#### [Stored dataset items]
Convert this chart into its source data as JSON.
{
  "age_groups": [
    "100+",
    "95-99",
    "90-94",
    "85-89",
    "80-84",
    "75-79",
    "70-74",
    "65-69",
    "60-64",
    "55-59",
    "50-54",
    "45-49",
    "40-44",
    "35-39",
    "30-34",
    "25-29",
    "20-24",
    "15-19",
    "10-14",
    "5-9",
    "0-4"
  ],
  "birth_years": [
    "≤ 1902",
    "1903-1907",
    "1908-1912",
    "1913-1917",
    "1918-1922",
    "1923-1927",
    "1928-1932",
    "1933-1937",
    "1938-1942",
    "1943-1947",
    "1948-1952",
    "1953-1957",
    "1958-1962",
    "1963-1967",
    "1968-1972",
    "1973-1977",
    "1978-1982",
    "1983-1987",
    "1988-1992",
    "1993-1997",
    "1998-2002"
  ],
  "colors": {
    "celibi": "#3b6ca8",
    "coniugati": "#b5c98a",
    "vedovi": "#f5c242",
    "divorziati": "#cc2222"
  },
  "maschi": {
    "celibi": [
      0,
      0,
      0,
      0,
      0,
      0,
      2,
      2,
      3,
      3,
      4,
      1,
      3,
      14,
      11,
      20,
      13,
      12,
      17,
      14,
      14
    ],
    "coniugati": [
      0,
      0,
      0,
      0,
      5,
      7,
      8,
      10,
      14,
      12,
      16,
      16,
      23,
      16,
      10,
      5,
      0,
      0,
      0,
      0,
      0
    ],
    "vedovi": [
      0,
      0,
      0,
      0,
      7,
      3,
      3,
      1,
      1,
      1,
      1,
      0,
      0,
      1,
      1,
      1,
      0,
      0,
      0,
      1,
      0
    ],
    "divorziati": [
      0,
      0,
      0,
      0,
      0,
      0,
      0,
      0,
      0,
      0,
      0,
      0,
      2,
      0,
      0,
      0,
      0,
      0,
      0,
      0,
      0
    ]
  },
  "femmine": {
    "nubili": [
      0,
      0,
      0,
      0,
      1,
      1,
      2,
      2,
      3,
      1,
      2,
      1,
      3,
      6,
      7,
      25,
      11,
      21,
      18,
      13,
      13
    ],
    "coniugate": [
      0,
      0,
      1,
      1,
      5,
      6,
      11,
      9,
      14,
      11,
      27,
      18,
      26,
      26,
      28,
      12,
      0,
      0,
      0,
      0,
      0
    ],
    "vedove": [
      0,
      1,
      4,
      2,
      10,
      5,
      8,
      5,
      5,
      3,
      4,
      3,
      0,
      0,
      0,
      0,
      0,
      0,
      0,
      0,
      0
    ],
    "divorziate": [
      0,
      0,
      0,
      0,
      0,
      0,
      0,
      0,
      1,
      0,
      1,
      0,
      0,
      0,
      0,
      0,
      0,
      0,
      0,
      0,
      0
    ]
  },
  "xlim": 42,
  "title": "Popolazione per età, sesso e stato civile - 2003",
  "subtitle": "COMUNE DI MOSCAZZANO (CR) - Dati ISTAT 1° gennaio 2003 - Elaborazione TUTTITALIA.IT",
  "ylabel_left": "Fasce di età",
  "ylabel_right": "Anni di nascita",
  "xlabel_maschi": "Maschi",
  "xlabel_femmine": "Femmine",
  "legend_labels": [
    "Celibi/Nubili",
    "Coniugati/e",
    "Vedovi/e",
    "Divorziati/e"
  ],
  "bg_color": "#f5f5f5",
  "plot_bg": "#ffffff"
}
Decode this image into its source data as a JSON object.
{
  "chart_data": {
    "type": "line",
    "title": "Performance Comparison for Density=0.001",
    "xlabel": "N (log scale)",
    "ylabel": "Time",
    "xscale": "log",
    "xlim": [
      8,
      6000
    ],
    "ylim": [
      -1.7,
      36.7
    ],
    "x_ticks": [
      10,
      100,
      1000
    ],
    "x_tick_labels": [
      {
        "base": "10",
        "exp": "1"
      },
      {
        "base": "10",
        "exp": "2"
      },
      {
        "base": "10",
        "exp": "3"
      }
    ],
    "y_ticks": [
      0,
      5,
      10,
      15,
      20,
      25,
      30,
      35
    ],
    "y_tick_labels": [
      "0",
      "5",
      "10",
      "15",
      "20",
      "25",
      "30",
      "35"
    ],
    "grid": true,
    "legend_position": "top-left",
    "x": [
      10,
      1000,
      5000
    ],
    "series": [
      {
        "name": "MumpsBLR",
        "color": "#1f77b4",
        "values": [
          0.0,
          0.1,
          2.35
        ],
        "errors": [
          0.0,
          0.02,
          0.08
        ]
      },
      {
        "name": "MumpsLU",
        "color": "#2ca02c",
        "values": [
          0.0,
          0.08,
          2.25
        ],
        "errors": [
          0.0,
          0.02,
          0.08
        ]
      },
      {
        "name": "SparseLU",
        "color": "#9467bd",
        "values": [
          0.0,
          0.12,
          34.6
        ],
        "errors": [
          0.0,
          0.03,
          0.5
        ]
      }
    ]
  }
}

#### [Exercise description]
Go through the records above, find every line with the word "JSON", and list those lines.

#### [Full response]
Convert this chart into its source data as JSON.
Decode this image into its source data as a JSON object.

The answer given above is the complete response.